**Your task**
Pull out each line of the rows below that contains the string "category".

**Source material**
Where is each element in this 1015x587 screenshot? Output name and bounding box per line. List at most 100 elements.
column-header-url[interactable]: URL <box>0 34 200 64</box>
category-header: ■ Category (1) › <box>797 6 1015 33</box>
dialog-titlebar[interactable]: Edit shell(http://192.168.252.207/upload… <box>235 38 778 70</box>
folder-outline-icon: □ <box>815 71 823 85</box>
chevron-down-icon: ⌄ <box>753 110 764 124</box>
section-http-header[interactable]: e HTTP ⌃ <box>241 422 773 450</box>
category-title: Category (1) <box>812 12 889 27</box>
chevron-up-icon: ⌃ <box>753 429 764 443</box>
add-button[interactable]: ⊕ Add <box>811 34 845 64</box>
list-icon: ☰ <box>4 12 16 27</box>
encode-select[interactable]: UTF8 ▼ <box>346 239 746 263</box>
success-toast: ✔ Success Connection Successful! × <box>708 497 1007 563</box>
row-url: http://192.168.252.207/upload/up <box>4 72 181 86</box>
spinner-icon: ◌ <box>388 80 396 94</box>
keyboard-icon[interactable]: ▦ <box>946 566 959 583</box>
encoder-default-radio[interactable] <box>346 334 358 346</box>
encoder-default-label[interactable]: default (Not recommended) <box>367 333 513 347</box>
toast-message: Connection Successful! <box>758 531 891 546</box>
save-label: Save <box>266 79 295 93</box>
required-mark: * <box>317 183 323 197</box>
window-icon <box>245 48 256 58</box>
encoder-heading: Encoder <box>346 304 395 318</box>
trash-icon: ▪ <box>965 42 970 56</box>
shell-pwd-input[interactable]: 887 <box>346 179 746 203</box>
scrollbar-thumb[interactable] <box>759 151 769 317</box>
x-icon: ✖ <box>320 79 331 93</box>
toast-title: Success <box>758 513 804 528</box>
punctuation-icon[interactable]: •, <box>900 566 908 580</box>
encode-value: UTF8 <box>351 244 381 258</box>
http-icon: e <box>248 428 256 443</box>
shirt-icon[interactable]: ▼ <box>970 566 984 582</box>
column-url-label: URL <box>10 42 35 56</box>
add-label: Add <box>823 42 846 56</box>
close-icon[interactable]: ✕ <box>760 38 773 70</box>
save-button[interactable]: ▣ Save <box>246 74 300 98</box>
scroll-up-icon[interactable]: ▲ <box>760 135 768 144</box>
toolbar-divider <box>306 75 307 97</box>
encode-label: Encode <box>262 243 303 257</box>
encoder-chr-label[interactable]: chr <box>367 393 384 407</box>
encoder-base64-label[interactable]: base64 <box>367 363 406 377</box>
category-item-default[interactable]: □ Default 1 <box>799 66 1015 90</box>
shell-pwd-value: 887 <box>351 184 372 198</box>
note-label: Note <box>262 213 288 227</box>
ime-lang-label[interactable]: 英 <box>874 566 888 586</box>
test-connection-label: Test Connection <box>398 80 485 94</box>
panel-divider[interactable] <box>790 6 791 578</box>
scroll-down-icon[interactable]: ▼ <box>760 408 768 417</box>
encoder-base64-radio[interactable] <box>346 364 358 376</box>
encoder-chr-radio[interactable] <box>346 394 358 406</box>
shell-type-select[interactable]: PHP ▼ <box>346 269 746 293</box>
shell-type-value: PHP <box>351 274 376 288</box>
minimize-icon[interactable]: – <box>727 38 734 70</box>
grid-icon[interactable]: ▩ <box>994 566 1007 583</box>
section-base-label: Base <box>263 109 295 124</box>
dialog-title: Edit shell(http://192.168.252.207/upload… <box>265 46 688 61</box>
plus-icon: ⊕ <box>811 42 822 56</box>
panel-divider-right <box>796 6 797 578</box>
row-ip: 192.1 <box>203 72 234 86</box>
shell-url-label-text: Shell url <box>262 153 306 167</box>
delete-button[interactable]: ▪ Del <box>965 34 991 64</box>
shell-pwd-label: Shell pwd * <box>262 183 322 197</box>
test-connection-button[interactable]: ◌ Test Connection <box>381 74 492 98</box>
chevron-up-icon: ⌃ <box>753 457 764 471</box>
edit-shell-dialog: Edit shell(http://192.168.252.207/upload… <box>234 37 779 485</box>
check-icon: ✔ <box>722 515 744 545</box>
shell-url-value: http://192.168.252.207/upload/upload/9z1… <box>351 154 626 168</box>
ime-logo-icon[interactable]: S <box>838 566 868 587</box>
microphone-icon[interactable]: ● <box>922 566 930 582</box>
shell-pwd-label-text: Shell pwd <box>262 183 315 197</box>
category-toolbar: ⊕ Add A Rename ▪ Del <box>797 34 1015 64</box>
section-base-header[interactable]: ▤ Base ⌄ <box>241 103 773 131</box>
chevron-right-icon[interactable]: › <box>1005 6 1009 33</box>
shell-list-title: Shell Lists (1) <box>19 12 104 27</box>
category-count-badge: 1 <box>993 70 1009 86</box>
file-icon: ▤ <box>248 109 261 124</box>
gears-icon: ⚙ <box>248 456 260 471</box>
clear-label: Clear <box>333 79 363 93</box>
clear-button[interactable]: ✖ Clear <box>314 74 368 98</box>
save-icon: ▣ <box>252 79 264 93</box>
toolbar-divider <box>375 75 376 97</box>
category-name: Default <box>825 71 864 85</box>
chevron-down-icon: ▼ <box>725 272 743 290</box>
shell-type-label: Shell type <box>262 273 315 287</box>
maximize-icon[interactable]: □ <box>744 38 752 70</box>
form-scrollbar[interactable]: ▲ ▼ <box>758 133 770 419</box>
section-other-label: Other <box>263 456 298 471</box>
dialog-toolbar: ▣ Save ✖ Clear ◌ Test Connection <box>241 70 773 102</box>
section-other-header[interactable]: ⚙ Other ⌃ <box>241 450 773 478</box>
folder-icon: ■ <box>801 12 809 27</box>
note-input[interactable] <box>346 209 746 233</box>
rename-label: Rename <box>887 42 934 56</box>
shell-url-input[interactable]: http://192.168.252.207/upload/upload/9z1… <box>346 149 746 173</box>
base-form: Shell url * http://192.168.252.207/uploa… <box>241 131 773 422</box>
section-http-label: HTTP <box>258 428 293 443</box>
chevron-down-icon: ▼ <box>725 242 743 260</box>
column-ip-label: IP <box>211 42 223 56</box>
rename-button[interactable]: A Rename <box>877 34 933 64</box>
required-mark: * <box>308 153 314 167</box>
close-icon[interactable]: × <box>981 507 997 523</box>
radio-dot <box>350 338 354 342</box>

**Correct answer**
category-header: ■ Category (1) › <box>797 6 1015 33</box>
category-title: Category (1) <box>812 12 889 27</box>
category-item-default[interactable]: □ Default 1 <box>799 66 1015 90</box>
category-toolbar: ⊕ Add A Rename ▪ Del <box>797 34 1015 64</box>
category-count-badge: 1 <box>993 70 1009 86</box>
category-name: Default <box>825 71 864 85</box>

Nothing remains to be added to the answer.